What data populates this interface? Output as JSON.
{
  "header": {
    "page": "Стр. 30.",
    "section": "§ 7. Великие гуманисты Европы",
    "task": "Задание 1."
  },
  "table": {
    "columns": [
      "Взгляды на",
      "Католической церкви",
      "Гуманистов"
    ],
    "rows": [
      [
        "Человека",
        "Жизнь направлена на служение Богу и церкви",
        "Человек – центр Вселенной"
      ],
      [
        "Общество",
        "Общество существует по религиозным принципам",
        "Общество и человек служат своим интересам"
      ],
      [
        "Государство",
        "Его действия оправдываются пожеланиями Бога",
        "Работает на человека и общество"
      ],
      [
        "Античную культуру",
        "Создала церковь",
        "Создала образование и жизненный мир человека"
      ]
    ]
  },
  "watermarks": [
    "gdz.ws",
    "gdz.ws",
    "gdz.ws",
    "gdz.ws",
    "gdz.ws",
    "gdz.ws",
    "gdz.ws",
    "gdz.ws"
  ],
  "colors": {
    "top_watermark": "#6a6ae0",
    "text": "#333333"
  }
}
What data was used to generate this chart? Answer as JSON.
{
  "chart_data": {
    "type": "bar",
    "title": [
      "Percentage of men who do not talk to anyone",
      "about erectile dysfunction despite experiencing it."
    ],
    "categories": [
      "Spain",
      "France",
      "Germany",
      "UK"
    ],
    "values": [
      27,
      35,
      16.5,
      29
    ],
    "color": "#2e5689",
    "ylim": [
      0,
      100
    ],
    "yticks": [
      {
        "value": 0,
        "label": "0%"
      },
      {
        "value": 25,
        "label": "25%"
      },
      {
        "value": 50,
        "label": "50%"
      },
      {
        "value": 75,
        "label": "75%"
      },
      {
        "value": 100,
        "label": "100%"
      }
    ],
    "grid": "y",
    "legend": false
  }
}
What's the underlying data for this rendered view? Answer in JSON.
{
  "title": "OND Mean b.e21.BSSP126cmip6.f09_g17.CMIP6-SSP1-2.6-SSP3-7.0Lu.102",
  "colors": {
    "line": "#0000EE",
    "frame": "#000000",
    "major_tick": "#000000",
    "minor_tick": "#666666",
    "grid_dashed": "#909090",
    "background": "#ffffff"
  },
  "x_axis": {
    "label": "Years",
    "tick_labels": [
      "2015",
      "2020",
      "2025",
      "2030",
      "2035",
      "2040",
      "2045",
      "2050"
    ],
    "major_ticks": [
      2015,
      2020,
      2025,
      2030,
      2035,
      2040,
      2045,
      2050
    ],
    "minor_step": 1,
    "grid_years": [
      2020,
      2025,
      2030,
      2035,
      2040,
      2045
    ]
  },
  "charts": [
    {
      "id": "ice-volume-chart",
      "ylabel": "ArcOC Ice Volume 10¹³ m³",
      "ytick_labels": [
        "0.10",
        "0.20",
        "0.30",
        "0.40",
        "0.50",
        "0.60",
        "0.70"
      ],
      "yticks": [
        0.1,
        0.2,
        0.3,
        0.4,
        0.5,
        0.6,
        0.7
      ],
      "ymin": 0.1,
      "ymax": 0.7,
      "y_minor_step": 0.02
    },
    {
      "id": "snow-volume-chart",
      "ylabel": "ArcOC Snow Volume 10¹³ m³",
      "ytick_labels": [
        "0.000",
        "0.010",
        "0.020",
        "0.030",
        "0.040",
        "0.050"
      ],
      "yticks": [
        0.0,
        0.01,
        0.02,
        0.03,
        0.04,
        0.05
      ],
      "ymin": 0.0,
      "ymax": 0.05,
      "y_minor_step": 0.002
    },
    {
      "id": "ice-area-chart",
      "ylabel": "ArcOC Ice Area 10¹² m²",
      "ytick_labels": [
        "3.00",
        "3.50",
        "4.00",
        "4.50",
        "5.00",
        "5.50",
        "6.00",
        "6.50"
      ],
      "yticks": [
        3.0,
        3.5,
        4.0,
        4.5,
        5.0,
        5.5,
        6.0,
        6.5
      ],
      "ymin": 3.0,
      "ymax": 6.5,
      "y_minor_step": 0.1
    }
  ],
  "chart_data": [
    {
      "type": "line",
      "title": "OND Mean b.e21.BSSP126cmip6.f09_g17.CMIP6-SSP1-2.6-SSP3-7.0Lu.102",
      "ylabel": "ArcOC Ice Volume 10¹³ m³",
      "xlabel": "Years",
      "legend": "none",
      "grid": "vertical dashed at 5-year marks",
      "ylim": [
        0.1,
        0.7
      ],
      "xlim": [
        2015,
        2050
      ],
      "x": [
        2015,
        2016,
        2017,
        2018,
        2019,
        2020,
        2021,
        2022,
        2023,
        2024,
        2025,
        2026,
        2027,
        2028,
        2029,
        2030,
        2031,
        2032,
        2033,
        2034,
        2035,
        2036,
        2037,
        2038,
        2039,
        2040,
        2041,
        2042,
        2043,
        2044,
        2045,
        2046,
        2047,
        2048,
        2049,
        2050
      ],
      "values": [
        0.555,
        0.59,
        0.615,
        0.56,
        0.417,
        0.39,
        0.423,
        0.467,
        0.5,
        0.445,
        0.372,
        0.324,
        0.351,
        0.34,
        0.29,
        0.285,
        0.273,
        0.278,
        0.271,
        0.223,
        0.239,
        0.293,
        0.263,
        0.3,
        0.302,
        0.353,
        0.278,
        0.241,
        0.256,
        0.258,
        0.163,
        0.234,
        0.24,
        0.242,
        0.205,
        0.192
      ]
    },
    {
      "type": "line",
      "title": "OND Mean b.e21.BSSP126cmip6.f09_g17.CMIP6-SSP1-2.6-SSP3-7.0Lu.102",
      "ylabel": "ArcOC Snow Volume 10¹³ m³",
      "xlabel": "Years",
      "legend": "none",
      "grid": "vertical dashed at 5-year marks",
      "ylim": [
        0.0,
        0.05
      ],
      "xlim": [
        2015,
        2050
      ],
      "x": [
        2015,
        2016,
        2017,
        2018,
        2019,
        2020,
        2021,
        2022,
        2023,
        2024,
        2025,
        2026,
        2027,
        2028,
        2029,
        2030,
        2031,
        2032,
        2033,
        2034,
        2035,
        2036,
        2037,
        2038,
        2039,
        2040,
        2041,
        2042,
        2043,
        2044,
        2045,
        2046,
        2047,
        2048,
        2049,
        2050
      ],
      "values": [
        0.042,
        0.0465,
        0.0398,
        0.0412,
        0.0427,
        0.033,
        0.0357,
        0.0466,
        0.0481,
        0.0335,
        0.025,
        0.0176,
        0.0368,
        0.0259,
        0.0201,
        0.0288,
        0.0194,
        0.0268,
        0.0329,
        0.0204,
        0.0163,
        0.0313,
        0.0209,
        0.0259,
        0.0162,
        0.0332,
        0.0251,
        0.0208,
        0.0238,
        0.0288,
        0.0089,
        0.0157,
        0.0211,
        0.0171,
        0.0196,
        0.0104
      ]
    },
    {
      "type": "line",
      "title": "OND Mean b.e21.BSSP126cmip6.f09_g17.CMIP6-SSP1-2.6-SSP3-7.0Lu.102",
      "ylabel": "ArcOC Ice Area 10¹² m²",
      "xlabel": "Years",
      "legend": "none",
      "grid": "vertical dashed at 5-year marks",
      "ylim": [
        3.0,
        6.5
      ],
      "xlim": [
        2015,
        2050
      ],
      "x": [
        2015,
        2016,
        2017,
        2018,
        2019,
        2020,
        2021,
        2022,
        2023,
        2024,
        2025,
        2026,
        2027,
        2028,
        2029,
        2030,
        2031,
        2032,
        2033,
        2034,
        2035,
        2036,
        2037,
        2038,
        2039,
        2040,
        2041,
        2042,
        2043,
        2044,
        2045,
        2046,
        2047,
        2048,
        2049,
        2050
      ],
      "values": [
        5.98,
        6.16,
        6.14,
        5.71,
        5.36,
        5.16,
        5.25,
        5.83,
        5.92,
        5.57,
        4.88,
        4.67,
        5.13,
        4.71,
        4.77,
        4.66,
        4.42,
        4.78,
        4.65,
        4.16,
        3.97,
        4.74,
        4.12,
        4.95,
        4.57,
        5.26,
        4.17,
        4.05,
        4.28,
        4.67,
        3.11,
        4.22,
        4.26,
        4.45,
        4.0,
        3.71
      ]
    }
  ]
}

* * * * * * * * *

Set problem: Gather each line from the listing above that holds "церкви".

Result of the exercise:
      "Католической церкви",
        "Жизнь направлена на служение Богу и церкви",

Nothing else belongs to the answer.